# Stored entries:
========================================

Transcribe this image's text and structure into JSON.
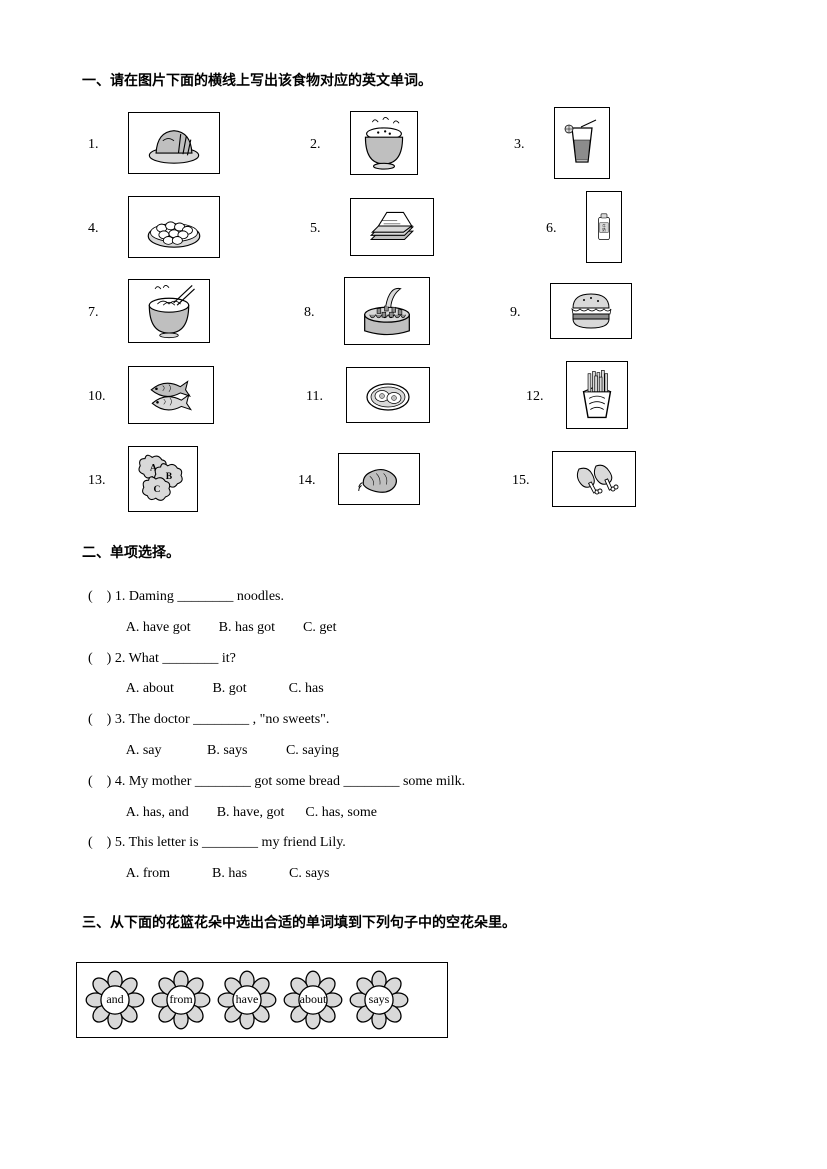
{
  "section_a": {
    "title": "一、请在图片下面的横线上写出该食物对应的英文单词。",
    "items": [
      {
        "n": "1.",
        "icon": "bread",
        "w": 92,
        "h": 62
      },
      {
        "n": "2.",
        "icon": "rice",
        "w": 68,
        "h": 64
      },
      {
        "n": "3.",
        "icon": "juice",
        "w": 56,
        "h": 72
      },
      {
        "n": "4.",
        "icon": "dumplings",
        "w": 92,
        "h": 62
      },
      {
        "n": "5.",
        "icon": "sandwiches",
        "w": 84,
        "h": 58
      },
      {
        "n": "6.",
        "icon": "milk",
        "w": 36,
        "h": 72
      },
      {
        "n": "7.",
        "icon": "noodles",
        "w": 82,
        "h": 64
      },
      {
        "n": "8.",
        "icon": "cake",
        "w": 86,
        "h": 68
      },
      {
        "n": "9.",
        "icon": "hamburger",
        "w": 82,
        "h": 56
      },
      {
        "n": "10.",
        "icon": "fish",
        "w": 86,
        "h": 58
      },
      {
        "n": "11.",
        "icon": "eggs",
        "w": 84,
        "h": 56
      },
      {
        "n": "12.",
        "icon": "chips",
        "w": 62,
        "h": 68
      },
      {
        "n": "13.",
        "icon": "biscuits",
        "w": 70,
        "h": 66
      },
      {
        "n": "14.",
        "icon": "sausage",
        "w": 82,
        "h": 52
      },
      {
        "n": "15.",
        "icon": "chicken",
        "w": 84,
        "h": 56
      }
    ],
    "row_layout": [
      {
        "items": [
          0,
          1,
          2
        ],
        "gaps": [
          0,
          90,
          96
        ]
      },
      {
        "items": [
          3,
          4,
          5
        ],
        "gaps": [
          0,
          90,
          112
        ]
      },
      {
        "items": [
          6,
          7,
          8
        ],
        "gaps": [
          0,
          94,
          80
        ]
      },
      {
        "items": [
          9,
          10,
          11
        ],
        "gaps": [
          0,
          92,
          96
        ]
      },
      {
        "items": [
          12,
          13,
          14
        ],
        "gaps": [
          0,
          100,
          92
        ]
      }
    ]
  },
  "section_b": {
    "title": "二、单项选择。",
    "questions": [
      "(    ) 1. Daming ________ noodles.",
      "           A. have got        B. has got        C. get",
      "(    ) 2. What ________ it?",
      "           A. about           B. got            C. has",
      "(    ) 3. The doctor ________ , \"no sweets\".",
      "           A. say             B. says           C. saying",
      "(    ) 4. My mother ________ got some bread ________ some milk.",
      "           A. has, and        B. have, got      C. has, some",
      "(    ) 5. This letter is ________ my friend Lily.",
      "           A. from            B. has            C. says"
    ]
  },
  "section_c": {
    "title": "三、从下面的花篮花朵中选出合适的单词填到下列句子中的空花朵里。",
    "flowers": [
      "and",
      "from",
      "have",
      "about",
      "says",
      "",
      ""
    ]
  },
  "colors": {
    "line": "#000",
    "fill_light": "#d9d9d9",
    "fill_mid": "#bfbfbf",
    "fill_dark": "#8c8c8c"
  }
}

========================================

# Given task:
Reproduce the data above in full, exactly as it is, with the pictures left out.

# The result:
Transcribe this image's text and structure into JSON.
{
  "section_a": {
    "title": "一、请在图片下面的横线上写出该食物对应的英文单词。",
    "items": [
      {
        "n": "1.",
        "icon": "bread",
        "w": 92,
        "h": 62
      },
      {
        "n": "2.",
        "icon": "rice",
        "w": 68,
        "h": 64
      },
      {
        "n": "3.",
        "icon": "juice",
        "w": 56,
        "h": 72
      },
      {
        "n": "4.",
        "icon": "dumplings",
        "w": 92,
        "h": 62
      },
      {
        "n": "5.",
        "icon": "sandwiches",
        "w": 84,
        "h": 58
      },
      {
        "n": "6.",
        "icon": "milk",
        "w": 36,
        "h": 72
      },
      {
        "n": "7.",
        "icon": "noodles",
        "w": 82,
        "h": 64
      },
      {
        "n": "8.",
        "icon": "cake",
        "w": 86,
        "h": 68
      },
      {
        "n": "9.",
        "icon": "hamburger",
        "w": 82,
        "h": 56
      },
      {
        "n": "10.",
        "icon": "fish",
        "w": 86,
        "h": 58
      },
      {
        "n": "11.",
        "icon": "eggs",
        "w": 84,
        "h": 56
      },
      {
        "n": "12.",
        "icon": "chips",
        "w": 62,
        "h": 68
      },
      {
        "n": "13.",
        "icon": "biscuits",
        "w": 70,
        "h": 66
      },
      {
        "n": "14.",
        "icon": "sausage",
        "w": 82,
        "h": 52
      },
      {
        "n": "15.",
        "icon": "chicken",
        "w": 84,
        "h": 56
      }
    ],
    "row_layout": [
      {
        "items": [
          0,
          1,
          2
        ],
        "gaps": [
          0,
          90,
          96
        ]
      },
      {
        "items": [
          3,
          4,
          5
        ],
        "gaps": [
          0,
          90,
          112
        ]
      },
      {
        "items": [
          6,
          7,
          8
        ],
        "gaps": [
          0,
          94,
          80
        ]
      },
      {
        "items": [
          9,
          10,
          11
        ],
        "gaps": [
          0,
          92,
          96
        ]
      },
      {
        "items": [
          12,
          13,
          14
        ],
        "gaps": [
          0,
          100,
          92
        ]
      }
    ]
  },
  "section_b": {
    "title": "二、单项选择。",
    "questions": [
      "(    ) 1. Daming ________ noodles.",
      "           A. have got        B. has got        C. get",
      "(    ) 2. What ________ it?",
      "           A. about           B. got            C. has",
      "(    ) 3. The doctor ________ , \"no sweets\".",
      "           A. say             B. says           C. saying",
      "(    ) 4. My mother ________ got some bread ________ some milk.",
      "           A. has, and        B. have, got      C. has, some",
      "(    ) 5. This letter is ________ my friend Lily.",
      "           A. from            B. has            C. says"
    ]
  },
  "section_c": {
    "title": "三、从下面的花篮花朵中选出合适的单词填到下列句子中的空花朵里。",
    "flowers": [
      "and",
      "from",
      "have",
      "about",
      "says",
      "",
      ""
    ]
  },
  "colors": {
    "line": "#000",
    "fill_light": "#d9d9d9",
    "fill_mid": "#bfbfbf",
    "fill_dark": "#8c8c8c"
  }
}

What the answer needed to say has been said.